Requirement
Scan the data for "nicht" and copy the lines it appears in.

====== Records to process ======

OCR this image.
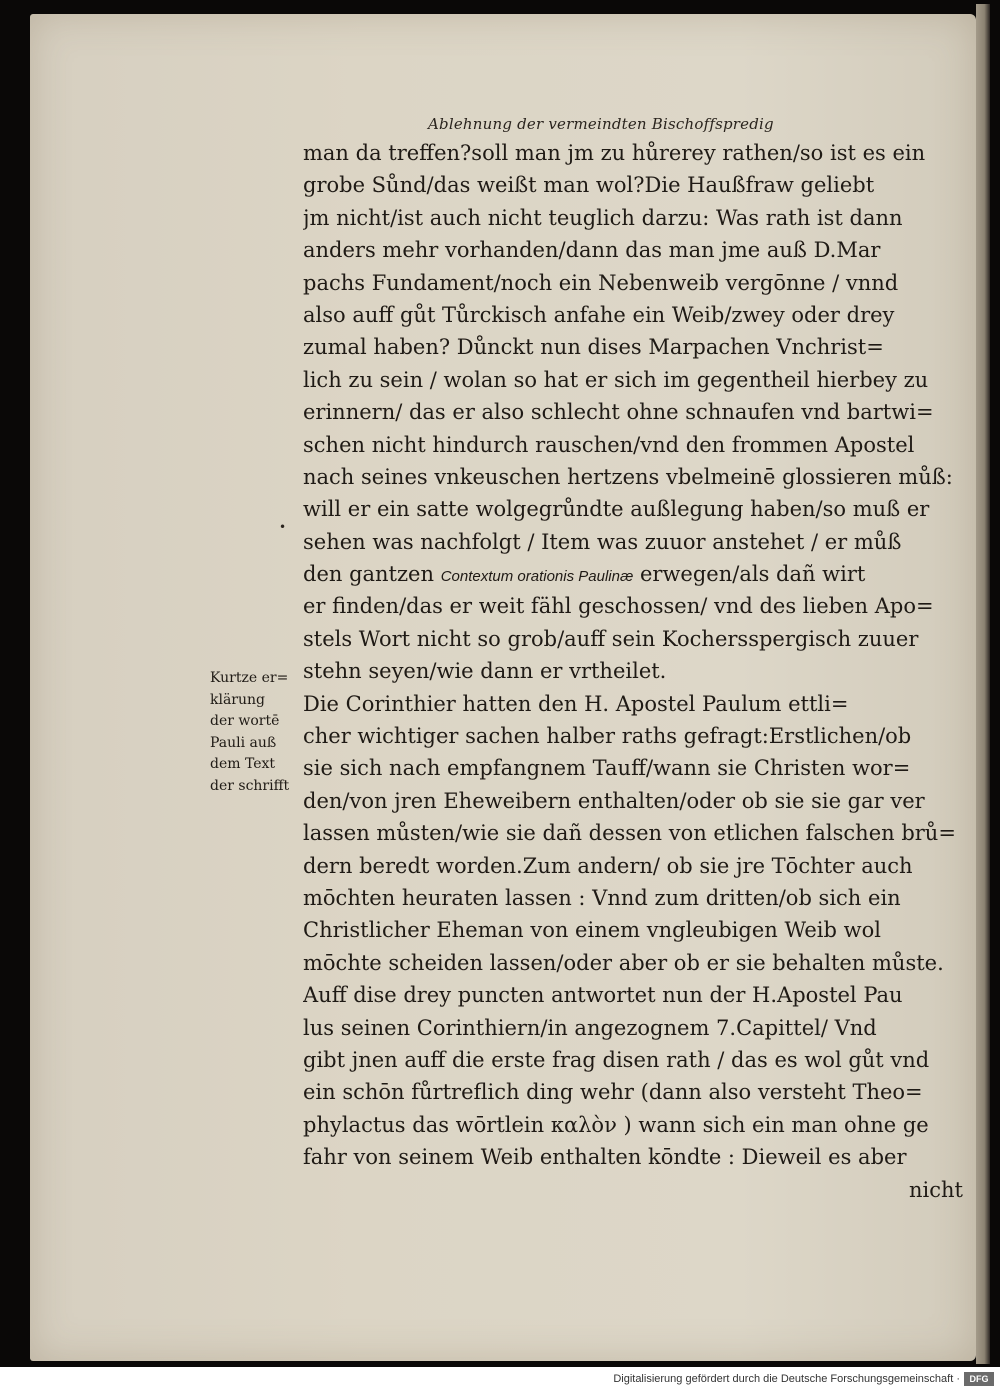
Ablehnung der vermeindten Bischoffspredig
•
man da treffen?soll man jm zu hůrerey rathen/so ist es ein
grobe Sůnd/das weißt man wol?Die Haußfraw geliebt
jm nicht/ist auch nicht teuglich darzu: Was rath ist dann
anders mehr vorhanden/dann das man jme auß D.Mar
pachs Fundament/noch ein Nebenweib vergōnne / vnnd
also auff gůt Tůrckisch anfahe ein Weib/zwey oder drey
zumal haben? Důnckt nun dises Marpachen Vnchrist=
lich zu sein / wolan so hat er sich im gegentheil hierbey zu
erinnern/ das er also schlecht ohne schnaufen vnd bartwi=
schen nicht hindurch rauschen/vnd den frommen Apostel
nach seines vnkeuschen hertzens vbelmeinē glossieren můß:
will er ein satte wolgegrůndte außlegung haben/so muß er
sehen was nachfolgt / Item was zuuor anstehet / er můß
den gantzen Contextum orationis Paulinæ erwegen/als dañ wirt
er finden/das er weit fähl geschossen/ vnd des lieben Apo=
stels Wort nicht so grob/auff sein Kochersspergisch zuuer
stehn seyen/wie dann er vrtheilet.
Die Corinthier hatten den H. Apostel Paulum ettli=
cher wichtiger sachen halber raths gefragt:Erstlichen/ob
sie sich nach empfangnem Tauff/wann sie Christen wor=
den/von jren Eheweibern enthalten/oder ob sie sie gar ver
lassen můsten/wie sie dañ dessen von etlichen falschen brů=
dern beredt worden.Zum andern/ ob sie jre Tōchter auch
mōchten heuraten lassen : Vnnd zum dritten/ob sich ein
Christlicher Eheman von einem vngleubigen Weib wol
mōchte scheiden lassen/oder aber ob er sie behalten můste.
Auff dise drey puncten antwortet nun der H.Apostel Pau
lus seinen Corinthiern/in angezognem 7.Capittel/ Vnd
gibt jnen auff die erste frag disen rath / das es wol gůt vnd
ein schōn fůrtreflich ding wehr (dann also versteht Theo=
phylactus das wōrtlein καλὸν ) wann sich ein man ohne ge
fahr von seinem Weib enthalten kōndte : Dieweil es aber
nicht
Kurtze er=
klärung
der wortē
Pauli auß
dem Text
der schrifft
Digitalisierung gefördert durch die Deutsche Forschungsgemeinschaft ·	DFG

======
====== Records to process ======

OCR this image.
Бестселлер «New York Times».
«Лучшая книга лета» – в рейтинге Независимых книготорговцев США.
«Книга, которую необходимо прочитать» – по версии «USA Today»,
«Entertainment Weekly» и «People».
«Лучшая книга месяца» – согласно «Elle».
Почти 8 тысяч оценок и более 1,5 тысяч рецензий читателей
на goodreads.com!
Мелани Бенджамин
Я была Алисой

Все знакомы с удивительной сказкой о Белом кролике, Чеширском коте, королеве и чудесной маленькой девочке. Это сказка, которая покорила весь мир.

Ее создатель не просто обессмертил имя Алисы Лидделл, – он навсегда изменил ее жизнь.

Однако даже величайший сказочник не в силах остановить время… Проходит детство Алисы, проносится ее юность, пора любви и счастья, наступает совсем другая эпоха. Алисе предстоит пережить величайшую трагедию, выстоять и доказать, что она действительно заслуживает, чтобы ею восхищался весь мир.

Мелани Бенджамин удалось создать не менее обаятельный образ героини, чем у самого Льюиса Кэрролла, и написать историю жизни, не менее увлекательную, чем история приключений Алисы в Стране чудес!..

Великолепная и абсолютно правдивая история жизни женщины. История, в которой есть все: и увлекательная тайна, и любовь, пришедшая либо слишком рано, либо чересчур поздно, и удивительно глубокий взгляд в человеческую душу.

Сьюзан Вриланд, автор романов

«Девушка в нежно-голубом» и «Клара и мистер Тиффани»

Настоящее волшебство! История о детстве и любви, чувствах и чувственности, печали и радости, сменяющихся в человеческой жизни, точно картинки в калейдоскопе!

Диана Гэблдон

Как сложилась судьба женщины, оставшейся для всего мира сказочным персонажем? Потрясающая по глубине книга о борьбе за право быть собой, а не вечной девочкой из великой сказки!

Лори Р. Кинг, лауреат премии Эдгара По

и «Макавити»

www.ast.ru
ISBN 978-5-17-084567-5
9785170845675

======
====== Records to process ======

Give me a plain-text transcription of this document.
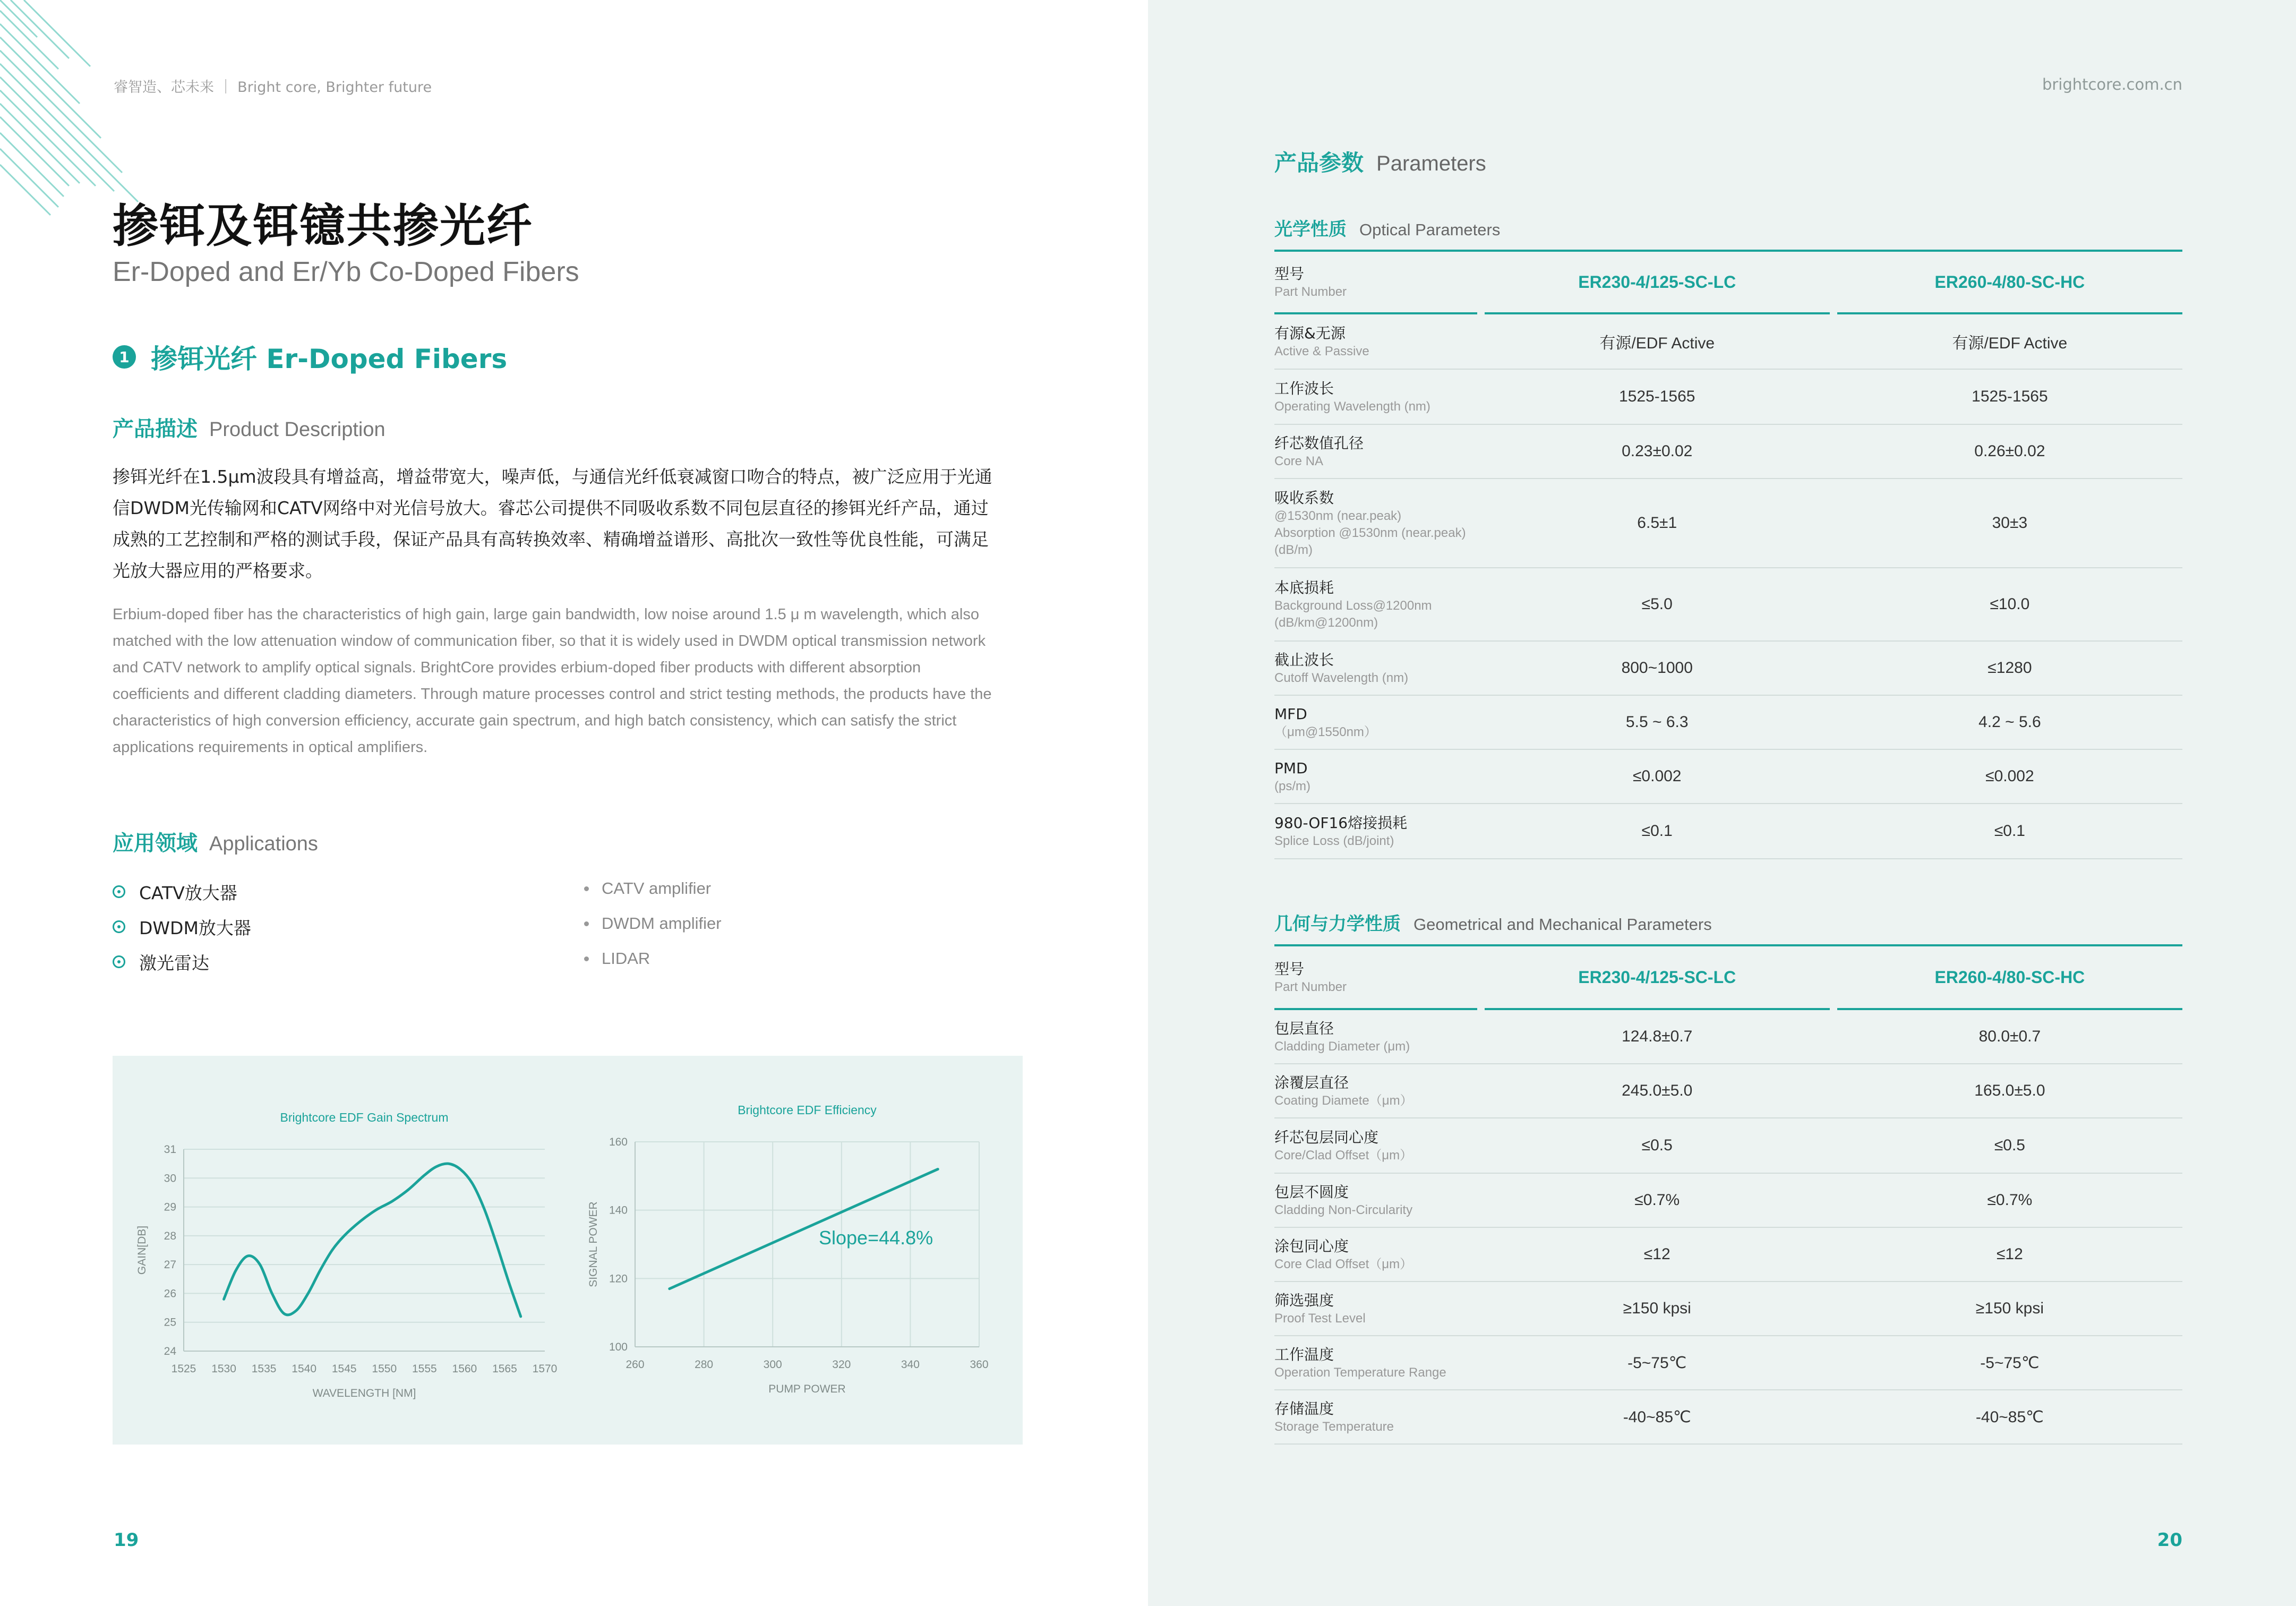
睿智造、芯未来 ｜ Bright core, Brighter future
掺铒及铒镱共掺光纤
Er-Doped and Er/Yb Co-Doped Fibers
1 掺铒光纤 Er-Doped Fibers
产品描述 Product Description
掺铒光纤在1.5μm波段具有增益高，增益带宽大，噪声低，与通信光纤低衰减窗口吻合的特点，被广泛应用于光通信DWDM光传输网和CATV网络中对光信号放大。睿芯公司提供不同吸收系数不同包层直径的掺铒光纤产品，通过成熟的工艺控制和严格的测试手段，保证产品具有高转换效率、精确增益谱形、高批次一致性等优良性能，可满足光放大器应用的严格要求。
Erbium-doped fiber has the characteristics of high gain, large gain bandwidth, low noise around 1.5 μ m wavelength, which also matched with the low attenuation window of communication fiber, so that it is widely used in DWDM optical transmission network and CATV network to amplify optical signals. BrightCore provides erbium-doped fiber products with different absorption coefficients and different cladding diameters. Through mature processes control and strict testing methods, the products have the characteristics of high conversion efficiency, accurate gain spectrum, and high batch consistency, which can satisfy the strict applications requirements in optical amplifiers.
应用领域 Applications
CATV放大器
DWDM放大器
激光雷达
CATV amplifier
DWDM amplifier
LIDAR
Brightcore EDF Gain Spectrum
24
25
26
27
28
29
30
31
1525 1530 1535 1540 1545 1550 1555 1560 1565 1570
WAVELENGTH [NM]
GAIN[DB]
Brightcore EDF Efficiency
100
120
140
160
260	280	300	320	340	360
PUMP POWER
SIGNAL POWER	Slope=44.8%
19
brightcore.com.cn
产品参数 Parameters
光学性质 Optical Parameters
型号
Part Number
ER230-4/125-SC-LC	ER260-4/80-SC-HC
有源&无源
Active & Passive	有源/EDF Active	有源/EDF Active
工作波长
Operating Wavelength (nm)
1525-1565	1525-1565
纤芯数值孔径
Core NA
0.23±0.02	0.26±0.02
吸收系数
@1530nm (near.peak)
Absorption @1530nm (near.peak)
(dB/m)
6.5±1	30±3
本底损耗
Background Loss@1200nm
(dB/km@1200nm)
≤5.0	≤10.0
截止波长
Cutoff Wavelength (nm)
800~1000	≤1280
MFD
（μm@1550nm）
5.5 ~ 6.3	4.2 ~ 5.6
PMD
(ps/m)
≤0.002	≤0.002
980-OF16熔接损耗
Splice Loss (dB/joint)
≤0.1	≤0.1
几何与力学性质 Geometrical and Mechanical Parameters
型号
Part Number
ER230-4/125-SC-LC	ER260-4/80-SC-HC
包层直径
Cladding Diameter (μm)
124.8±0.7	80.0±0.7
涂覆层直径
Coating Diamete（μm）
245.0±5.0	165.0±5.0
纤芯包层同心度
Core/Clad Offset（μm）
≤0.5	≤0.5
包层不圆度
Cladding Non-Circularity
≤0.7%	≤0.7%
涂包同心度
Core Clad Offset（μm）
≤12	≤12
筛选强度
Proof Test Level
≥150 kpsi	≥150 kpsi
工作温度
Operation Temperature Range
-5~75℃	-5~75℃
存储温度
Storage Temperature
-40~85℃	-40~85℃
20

======

The result
jm nicht/ist auch nicht teuglich darzu: Was rath ist dann
schen nicht hindurch rauschen/vnd den frommen Apostel
stels Wort nicht so grob/auff sein Kochersspergisch zuuer
nicht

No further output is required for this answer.